* [EXERCISE OBJECTIVE]: From the listing below, extract every line in which the word "basketball" appears.

A run of records:
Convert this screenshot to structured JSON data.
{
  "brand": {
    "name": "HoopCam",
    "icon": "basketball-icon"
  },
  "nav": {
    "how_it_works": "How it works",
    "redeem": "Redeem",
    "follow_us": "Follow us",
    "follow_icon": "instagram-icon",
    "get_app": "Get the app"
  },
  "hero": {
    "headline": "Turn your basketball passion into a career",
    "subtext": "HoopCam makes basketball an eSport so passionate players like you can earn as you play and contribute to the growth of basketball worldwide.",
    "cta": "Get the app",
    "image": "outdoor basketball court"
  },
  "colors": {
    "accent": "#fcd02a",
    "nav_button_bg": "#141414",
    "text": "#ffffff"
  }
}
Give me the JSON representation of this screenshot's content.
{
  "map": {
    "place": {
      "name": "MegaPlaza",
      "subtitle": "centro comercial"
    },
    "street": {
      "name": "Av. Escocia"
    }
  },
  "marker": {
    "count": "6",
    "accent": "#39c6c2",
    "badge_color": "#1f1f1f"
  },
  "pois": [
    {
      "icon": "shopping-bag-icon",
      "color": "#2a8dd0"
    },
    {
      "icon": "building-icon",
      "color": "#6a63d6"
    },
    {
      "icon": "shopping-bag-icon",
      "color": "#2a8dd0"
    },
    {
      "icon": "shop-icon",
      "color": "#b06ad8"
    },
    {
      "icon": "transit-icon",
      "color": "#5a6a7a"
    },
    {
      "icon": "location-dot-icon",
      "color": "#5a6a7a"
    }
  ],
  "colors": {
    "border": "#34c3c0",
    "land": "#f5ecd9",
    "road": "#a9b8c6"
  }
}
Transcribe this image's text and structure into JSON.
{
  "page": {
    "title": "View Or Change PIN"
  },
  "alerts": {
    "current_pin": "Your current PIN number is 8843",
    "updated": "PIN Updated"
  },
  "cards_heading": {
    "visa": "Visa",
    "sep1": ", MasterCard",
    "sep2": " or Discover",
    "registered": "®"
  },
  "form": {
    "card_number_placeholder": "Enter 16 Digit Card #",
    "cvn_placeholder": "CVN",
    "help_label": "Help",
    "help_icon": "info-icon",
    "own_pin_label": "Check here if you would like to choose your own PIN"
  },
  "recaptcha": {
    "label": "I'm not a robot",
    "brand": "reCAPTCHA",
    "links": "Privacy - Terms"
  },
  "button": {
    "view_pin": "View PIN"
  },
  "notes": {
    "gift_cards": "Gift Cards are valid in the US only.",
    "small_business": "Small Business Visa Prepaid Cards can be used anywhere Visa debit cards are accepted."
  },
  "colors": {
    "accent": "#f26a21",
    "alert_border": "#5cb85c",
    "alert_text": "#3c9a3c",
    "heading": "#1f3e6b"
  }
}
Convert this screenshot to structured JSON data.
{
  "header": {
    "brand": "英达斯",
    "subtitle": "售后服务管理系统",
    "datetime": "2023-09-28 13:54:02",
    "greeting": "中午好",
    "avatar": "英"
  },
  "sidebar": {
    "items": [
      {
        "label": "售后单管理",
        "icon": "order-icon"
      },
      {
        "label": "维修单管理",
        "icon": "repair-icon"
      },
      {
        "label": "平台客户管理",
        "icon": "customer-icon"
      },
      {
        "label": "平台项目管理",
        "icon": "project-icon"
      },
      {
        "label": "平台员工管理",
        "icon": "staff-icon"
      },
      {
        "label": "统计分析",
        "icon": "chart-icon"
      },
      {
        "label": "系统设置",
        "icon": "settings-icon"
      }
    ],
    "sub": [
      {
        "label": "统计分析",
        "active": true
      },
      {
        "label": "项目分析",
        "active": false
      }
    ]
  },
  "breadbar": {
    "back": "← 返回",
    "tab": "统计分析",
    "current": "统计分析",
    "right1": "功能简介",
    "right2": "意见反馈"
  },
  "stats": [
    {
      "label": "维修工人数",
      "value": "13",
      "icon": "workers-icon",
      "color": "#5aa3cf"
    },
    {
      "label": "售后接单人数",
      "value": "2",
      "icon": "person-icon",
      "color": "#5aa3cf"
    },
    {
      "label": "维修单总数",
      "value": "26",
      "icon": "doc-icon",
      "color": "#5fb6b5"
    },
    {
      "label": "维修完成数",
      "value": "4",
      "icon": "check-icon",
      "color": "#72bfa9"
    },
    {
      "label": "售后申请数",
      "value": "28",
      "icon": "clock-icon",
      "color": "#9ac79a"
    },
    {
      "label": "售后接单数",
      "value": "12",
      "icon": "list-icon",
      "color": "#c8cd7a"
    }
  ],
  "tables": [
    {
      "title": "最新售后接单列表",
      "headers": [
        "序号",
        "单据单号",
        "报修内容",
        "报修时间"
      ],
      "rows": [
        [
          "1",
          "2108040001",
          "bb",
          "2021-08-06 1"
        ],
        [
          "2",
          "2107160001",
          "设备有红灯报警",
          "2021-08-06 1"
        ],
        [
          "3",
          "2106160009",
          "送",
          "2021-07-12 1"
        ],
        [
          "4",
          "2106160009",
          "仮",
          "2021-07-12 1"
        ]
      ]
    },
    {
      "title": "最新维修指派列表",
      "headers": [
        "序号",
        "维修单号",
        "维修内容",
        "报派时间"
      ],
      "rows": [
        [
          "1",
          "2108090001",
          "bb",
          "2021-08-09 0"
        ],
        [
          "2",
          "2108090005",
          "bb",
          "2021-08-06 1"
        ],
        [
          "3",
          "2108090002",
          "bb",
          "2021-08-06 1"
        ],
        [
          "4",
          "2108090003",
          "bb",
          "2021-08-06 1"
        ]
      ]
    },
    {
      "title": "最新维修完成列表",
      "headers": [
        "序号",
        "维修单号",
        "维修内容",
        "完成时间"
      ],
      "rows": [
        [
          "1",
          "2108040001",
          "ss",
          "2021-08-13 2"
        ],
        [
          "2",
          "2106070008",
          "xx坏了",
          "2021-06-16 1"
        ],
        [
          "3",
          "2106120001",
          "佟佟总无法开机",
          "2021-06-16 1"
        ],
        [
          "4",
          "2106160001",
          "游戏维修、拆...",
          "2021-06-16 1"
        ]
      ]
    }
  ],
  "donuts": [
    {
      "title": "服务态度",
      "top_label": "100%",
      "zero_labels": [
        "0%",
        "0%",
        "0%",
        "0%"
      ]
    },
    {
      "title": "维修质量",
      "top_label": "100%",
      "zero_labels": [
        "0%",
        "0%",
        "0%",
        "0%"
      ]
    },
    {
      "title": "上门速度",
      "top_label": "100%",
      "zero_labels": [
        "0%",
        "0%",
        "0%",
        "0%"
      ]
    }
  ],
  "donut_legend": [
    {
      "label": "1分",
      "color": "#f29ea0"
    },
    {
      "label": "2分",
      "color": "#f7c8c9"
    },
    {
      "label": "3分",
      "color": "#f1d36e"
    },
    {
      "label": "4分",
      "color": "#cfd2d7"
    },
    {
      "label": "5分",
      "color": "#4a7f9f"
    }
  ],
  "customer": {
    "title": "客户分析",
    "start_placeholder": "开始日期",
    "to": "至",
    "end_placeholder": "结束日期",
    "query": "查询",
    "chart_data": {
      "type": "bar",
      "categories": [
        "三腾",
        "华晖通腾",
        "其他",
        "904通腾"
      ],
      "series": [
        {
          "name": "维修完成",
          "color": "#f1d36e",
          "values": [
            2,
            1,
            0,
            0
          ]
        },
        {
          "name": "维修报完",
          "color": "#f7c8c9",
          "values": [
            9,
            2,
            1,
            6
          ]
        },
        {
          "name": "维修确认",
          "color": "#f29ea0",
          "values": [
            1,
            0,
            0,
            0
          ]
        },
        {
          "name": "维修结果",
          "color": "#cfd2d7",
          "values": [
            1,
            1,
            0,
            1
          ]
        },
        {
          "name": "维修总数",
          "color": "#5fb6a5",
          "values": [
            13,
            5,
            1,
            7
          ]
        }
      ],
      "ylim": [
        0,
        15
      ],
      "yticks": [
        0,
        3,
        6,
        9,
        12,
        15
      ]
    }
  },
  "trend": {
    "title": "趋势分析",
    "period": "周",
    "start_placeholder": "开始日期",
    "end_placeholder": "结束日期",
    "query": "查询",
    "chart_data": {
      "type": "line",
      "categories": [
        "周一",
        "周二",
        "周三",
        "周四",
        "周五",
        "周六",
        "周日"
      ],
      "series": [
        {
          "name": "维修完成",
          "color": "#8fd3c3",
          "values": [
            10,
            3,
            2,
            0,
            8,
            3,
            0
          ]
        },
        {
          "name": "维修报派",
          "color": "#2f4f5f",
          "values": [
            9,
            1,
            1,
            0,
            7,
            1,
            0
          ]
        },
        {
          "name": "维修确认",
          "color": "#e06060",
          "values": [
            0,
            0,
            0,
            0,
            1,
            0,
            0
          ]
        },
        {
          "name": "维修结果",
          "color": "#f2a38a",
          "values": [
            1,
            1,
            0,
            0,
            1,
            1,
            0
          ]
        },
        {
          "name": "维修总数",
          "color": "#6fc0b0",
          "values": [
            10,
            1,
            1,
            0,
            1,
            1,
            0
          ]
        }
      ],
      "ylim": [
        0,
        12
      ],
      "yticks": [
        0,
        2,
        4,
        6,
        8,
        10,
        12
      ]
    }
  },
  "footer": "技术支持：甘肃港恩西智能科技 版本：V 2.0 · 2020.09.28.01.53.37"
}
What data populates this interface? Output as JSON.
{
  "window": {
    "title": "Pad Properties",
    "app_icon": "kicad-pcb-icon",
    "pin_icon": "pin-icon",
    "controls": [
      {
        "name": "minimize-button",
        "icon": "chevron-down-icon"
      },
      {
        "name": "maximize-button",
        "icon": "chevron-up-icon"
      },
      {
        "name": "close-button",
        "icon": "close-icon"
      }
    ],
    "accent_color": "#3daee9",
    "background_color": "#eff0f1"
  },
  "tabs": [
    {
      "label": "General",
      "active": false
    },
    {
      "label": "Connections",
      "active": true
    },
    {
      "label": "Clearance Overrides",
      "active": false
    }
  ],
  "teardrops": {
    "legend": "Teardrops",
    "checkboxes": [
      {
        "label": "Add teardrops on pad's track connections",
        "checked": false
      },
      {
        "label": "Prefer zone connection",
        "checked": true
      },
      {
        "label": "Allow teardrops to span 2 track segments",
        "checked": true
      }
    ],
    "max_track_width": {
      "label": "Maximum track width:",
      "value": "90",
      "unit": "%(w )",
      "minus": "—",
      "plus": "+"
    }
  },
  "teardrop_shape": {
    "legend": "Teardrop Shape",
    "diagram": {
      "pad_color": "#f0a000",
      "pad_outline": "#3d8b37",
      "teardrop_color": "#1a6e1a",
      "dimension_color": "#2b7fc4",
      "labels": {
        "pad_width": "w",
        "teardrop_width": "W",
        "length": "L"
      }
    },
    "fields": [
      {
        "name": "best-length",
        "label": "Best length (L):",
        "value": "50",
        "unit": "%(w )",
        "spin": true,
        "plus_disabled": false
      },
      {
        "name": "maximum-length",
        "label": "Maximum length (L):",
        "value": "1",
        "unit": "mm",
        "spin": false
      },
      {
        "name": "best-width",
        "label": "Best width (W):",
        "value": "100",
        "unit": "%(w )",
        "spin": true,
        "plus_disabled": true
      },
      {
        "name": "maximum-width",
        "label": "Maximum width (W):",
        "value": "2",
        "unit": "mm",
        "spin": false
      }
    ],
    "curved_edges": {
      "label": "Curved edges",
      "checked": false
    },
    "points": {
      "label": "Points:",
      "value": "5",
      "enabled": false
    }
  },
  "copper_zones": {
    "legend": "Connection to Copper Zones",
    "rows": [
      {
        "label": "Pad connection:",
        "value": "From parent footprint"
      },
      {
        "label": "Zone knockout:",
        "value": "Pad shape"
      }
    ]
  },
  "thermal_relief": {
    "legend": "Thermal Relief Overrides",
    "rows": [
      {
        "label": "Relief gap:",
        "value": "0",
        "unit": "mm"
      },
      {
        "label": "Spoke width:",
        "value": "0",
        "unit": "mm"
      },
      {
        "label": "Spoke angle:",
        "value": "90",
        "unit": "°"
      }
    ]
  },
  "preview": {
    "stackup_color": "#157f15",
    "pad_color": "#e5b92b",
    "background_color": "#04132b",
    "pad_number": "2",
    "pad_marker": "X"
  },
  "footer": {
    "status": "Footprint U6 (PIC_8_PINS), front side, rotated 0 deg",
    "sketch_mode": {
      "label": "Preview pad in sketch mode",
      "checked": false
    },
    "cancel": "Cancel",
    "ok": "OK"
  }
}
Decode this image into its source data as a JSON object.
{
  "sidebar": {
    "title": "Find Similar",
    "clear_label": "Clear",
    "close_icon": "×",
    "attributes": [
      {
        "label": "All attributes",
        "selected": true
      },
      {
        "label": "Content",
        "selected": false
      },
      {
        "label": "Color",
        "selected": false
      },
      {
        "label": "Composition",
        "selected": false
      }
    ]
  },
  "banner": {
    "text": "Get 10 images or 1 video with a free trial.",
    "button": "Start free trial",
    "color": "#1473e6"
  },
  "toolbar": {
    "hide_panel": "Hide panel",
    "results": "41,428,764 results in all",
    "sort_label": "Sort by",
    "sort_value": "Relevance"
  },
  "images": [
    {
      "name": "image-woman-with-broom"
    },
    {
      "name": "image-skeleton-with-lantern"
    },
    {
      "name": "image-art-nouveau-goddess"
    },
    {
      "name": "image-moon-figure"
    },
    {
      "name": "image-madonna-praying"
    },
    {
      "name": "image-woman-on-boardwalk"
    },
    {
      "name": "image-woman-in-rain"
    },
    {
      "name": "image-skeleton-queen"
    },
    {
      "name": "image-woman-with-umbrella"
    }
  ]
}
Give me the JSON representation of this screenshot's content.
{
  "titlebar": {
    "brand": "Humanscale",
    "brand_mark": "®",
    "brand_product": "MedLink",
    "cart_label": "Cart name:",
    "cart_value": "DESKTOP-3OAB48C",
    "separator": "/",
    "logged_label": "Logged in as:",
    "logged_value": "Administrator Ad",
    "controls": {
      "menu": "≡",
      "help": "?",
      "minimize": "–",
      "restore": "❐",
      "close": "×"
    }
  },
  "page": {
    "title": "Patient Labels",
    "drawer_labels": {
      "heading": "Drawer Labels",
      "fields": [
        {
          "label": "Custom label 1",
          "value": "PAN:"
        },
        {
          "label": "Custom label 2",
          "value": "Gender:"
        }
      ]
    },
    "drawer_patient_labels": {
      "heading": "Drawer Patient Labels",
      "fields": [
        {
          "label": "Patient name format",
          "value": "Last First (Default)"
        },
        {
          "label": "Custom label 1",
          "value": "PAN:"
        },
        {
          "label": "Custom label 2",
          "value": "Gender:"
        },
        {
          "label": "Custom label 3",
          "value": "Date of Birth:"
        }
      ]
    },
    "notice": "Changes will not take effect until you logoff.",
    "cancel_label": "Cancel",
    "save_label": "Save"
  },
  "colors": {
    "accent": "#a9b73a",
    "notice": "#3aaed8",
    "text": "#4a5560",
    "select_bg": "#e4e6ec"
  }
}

* [THE REPLY]:
    "icon": "basketball-icon"
    "headline": "Turn your basketball passion into a career",
    "subtext": "HoopCam makes basketball an eSport so passionate players like you can earn as you play and contribute to the growth of basketball worldwide.",
    "image": "outdoor basketball court"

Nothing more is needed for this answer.